◆ TASK:
The data below must be copied in full and without any change.

◆ SUPPLIED DATA:

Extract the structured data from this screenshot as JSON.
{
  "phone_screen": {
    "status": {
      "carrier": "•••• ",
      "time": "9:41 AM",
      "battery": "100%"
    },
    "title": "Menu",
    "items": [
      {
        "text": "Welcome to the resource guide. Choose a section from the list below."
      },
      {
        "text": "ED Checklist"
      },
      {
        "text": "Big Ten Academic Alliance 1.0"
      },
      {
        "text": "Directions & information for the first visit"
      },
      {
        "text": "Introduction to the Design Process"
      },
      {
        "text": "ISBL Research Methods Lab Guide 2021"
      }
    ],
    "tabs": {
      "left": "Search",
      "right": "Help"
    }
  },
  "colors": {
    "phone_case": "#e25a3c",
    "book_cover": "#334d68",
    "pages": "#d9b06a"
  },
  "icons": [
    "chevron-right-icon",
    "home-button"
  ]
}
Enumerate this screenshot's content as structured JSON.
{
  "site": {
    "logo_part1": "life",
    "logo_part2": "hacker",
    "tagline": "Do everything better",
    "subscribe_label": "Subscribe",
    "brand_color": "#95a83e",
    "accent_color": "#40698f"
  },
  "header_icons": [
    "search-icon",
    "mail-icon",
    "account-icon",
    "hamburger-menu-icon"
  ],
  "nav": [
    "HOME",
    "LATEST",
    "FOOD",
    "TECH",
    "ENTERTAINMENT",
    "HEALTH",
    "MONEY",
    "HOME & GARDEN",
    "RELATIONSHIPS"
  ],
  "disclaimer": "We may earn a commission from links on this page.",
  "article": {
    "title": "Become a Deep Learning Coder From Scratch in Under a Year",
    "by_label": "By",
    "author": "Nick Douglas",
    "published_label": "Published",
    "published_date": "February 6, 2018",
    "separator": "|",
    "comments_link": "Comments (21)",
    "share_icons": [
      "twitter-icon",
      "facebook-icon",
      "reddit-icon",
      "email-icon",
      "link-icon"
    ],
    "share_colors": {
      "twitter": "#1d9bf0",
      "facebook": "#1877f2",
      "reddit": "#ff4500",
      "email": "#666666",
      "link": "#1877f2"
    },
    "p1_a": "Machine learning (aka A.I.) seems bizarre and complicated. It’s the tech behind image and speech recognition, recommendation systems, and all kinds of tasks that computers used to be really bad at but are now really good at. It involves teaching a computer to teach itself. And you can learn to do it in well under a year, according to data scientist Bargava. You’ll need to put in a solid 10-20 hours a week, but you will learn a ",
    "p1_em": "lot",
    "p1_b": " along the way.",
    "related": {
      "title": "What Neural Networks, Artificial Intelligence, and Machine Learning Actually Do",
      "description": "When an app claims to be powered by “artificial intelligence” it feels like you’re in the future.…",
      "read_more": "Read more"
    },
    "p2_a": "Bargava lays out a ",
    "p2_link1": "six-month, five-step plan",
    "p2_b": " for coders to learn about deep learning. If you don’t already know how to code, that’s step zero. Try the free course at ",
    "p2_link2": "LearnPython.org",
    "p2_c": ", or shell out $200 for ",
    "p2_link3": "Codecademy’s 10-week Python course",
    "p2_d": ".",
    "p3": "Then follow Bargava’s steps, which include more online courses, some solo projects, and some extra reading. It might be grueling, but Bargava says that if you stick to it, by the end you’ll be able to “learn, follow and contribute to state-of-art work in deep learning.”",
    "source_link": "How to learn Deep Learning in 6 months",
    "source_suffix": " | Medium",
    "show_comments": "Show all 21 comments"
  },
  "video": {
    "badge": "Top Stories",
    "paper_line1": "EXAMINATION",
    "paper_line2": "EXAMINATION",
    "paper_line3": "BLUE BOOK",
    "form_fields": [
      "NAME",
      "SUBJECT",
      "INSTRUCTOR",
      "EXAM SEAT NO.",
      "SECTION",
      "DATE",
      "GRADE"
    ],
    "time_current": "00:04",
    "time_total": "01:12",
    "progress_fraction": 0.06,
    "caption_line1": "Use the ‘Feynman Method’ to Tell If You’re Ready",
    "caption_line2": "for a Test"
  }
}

◆ FULL SOLUTION:
Extract the structured data from this screenshot as JSON.
{
  "phone_screen": {
    "status": {
      "carrier": "•••• ",
      "time": "9:41 AM",
      "battery": "100%"
    },
    "title": "Menu",
    "items": [
      {
        "text": "Welcome to the resource guide. Choose a section from the list below."
      },
      {
        "text": "ED Checklist"
      },
      {
        "text": "Big Ten Academic Alliance 1.0"
      },
      {
        "text": "Directions & information for the first visit"
      },
      {
        "text": "Introduction to the Design Process"
      },
      {
        "text": "ISBL Research Methods Lab Guide 2021"
      }
    ],
    "tabs": {
      "left": "Search",
      "right": "Help"
    }
  },
  "colors": {
    "phone_case": "#e25a3c",
    "book_cover": "#334d68",
    "pages": "#d9b06a"
  },
  "icons": [
    "chevron-right-icon",
    "home-button"
  ]
}
Enumerate this screenshot's content as structured JSON.
{
  "site": {
    "logo_part1": "life",
    "logo_part2": "hacker",
    "tagline": "Do everything better",
    "subscribe_label": "Subscribe",
    "brand_color": "#95a83e",
    "accent_color": "#40698f"
  },
  "header_icons": [
    "search-icon",
    "mail-icon",
    "account-icon",
    "hamburger-menu-icon"
  ],
  "nav": [
    "HOME",
    "LATEST",
    "FOOD",
    "TECH",
    "ENTERTAINMENT",
    "HEALTH",
    "MONEY",
    "HOME & GARDEN",
    "RELATIONSHIPS"
  ],
  "disclaimer": "We may earn a commission from links on this page.",
  "article": {
    "title": "Become a Deep Learning Coder From Scratch in Under a Year",
    "by_label": "By",
    "author": "Nick Douglas",
    "published_label": "Published",
    "published_date": "February 6, 2018",
    "separator": "|",
    "comments_link": "Comments (21)",
    "share_icons": [
      "twitter-icon",
      "facebook-icon",
      "reddit-icon",
      "email-icon",
      "link-icon"
    ],
    "share_colors": {
      "twitter": "#1d9bf0",
      "facebook": "#1877f2",
      "reddit": "#ff4500",
      "email": "#666666",
      "link": "#1877f2"
    },
    "p1_a": "Machine learning (aka A.I.) seems bizarre and complicated. It’s the tech behind image and speech recognition, recommendation systems, and all kinds of tasks that computers used to be really bad at but are now really good at. It involves teaching a computer to teach itself. And you can learn to do it in well under a year, according to data scientist Bargava. You’ll need to put in a solid 10-20 hours a week, but you will learn a ",
    "p1_em": "lot",
    "p1_b": " along the way.",
    "related": {
      "title": "What Neural Networks, Artificial Intelligence, and Machine Learning Actually Do",
      "description": "When an app claims to be powered by “artificial intelligence” it feels like you’re in the future.…",
      "read_more": "Read more"
    },
    "p2_a": "Bargava lays out a ",
    "p2_link1": "six-month, five-step plan",
    "p2_b": " for coders to learn about deep learning. If you don’t already know how to code, that’s step zero. Try the free course at ",
    "p2_link2": "LearnPython.org",
    "p2_c": ", or shell out $200 for ",
    "p2_link3": "Codecademy’s 10-week Python course",
    "p2_d": ".",
    "p3": "Then follow Bargava’s steps, which include more online courses, some solo projects, and some extra reading. It might be grueling, but Bargava says that if you stick to it, by the end you’ll be able to “learn, follow and contribute to state-of-art work in deep learning.”",
    "source_link": "How to learn Deep Learning in 6 months",
    "source_suffix": " | Medium",
    "show_comments": "Show all 21 comments"
  },
  "video": {
    "badge": "Top Stories",
    "paper_line1": "EXAMINATION",
    "paper_line2": "EXAMINATION",
    "paper_line3": "BLUE BOOK",
    "form_fields": [
      "NAME",
      "SUBJECT",
      "INSTRUCTOR",
      "EXAM SEAT NO.",
      "SECTION",
      "DATE",
      "GRADE"
    ],
    "time_current": "00:04",
    "time_total": "01:12",
    "progress_fraction": 0.06,
    "caption_line1": "Use the ‘Feynman Method’ to Tell If You’re Ready",
    "caption_line2": "for a Test"
  }
}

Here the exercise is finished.